#### Given data ####

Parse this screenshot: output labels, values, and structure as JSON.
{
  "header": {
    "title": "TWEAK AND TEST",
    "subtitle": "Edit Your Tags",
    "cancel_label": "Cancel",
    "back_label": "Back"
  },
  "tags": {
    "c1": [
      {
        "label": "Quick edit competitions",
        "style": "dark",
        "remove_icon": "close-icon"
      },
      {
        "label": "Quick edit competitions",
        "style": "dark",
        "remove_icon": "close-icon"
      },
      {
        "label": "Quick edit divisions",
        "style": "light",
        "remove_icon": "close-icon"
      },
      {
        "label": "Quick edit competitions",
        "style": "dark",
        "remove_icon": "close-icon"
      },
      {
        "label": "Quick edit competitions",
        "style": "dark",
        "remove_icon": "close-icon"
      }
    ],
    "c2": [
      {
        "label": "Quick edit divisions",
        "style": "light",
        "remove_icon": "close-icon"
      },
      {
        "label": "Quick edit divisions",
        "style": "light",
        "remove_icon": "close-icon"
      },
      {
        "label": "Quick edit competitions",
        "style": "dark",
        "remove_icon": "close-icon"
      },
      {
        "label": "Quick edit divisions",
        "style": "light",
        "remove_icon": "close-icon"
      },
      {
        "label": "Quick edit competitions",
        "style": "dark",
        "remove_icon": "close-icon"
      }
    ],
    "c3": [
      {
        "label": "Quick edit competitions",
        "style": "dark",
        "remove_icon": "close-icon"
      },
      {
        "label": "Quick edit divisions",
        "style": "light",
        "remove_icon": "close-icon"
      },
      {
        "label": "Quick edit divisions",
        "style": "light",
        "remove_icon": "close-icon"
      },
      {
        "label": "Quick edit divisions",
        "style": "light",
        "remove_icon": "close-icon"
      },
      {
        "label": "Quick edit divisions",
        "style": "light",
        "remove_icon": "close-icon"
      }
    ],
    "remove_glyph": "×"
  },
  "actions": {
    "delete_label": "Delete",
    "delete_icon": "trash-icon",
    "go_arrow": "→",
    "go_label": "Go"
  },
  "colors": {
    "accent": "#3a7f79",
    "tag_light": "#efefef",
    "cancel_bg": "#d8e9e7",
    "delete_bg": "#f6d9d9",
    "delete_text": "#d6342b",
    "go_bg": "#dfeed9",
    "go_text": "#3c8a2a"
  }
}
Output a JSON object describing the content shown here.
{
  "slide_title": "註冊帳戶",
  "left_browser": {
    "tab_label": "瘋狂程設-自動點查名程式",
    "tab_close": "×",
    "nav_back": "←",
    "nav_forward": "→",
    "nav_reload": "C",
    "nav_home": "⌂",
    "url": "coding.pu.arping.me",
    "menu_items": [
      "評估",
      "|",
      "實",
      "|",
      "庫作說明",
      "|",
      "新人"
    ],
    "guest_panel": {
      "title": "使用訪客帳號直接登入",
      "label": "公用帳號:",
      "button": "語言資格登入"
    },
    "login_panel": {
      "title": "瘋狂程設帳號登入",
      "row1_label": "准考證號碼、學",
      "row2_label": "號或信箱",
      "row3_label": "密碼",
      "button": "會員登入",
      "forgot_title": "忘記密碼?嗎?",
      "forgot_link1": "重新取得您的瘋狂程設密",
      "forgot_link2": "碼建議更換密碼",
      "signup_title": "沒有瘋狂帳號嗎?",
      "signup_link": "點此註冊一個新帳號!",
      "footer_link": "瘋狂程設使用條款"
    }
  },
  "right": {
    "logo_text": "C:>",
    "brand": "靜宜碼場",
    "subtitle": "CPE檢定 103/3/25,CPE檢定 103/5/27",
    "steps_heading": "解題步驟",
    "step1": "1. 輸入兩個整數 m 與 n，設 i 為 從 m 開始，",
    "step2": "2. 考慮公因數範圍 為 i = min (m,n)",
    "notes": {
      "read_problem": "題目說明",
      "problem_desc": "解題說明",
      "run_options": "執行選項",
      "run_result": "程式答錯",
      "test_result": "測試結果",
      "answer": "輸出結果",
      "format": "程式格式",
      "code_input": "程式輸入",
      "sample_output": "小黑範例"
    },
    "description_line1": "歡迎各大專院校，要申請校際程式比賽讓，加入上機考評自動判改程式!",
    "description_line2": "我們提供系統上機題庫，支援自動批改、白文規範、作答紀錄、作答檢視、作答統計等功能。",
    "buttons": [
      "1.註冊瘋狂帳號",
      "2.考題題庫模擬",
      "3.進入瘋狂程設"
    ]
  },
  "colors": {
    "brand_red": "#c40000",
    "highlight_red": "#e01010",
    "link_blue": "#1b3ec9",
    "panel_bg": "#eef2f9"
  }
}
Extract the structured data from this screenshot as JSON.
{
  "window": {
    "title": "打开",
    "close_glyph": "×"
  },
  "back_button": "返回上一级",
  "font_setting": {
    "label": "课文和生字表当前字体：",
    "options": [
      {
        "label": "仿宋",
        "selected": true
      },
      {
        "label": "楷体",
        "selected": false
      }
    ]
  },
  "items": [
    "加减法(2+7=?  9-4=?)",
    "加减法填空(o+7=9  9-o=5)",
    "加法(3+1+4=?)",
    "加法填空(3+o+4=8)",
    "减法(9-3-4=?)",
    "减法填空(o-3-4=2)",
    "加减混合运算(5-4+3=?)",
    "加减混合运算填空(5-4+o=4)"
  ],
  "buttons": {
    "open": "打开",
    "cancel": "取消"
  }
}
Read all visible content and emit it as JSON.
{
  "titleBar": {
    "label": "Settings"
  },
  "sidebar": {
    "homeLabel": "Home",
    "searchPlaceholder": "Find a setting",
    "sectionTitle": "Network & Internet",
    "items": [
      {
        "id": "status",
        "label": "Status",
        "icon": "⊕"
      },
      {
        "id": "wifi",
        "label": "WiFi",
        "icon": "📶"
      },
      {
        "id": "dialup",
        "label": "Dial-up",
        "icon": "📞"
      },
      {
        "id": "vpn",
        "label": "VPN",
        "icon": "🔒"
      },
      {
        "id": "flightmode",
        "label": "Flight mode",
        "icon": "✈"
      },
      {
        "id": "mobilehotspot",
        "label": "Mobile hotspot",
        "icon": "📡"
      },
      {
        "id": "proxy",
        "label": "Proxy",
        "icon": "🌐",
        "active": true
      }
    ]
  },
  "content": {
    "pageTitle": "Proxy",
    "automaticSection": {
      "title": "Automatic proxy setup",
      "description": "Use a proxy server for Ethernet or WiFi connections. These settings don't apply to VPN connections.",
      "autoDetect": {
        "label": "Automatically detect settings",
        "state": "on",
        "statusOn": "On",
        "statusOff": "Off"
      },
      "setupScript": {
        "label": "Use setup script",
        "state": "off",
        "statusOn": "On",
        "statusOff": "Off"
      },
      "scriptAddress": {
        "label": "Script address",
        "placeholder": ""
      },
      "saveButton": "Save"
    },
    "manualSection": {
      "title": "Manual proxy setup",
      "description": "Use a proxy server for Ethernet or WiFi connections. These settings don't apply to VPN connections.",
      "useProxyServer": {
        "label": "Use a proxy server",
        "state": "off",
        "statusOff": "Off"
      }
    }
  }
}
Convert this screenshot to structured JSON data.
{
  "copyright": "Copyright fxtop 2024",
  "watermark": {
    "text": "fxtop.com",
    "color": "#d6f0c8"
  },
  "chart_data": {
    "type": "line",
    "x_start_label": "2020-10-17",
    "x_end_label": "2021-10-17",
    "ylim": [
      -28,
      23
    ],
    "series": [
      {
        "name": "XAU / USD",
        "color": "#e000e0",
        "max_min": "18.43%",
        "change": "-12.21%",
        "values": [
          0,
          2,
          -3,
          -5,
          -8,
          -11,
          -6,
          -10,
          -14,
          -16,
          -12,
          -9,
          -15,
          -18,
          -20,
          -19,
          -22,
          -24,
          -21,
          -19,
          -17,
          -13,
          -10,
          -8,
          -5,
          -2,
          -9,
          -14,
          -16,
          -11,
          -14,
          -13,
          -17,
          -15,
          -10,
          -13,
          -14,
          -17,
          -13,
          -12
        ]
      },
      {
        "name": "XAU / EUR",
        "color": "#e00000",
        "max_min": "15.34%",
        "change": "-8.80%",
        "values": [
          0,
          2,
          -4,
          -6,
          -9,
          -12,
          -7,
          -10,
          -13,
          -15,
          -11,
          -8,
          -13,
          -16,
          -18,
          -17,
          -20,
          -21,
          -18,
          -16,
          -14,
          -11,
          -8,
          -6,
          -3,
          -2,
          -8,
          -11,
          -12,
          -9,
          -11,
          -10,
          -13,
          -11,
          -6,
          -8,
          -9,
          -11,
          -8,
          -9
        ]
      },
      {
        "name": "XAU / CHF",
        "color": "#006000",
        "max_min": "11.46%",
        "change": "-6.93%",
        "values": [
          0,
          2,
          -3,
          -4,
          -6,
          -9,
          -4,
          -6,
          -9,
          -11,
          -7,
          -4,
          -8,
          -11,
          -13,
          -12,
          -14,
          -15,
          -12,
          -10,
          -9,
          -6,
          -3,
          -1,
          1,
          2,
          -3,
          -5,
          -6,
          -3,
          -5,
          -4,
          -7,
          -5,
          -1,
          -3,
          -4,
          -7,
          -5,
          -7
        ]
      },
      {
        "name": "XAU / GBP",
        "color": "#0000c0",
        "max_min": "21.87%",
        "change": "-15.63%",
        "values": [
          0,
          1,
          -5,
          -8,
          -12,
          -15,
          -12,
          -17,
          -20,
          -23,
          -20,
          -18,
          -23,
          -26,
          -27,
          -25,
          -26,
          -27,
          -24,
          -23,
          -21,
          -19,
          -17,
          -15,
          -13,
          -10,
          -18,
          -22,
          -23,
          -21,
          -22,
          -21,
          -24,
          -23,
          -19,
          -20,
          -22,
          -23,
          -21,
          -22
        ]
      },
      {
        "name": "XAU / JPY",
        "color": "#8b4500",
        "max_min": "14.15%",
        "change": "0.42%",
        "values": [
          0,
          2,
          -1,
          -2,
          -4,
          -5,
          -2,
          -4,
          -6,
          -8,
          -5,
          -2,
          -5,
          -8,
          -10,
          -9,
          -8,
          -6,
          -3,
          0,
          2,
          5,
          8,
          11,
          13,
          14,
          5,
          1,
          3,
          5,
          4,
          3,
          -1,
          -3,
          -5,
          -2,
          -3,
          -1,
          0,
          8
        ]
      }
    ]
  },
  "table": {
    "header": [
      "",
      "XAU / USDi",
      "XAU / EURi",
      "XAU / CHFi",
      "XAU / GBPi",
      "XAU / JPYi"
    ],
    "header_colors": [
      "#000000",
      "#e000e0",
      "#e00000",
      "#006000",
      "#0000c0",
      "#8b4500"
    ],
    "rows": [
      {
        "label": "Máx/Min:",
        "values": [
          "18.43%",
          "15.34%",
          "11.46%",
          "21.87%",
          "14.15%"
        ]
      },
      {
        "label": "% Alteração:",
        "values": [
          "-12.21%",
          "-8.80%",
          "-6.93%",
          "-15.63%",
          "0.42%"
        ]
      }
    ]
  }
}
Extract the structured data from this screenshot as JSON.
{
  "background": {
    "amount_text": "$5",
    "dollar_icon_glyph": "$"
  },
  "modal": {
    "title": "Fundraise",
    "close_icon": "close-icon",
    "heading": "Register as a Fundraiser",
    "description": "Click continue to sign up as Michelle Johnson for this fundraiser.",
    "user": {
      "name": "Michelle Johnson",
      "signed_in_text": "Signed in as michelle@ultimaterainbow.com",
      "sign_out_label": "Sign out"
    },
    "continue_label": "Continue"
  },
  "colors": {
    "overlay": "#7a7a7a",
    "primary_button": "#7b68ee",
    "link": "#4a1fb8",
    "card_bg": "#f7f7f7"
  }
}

####

## Your task
Count how many lines of the data include the word "subtitle". Your reply should be that number alone.

## Completed exercise
2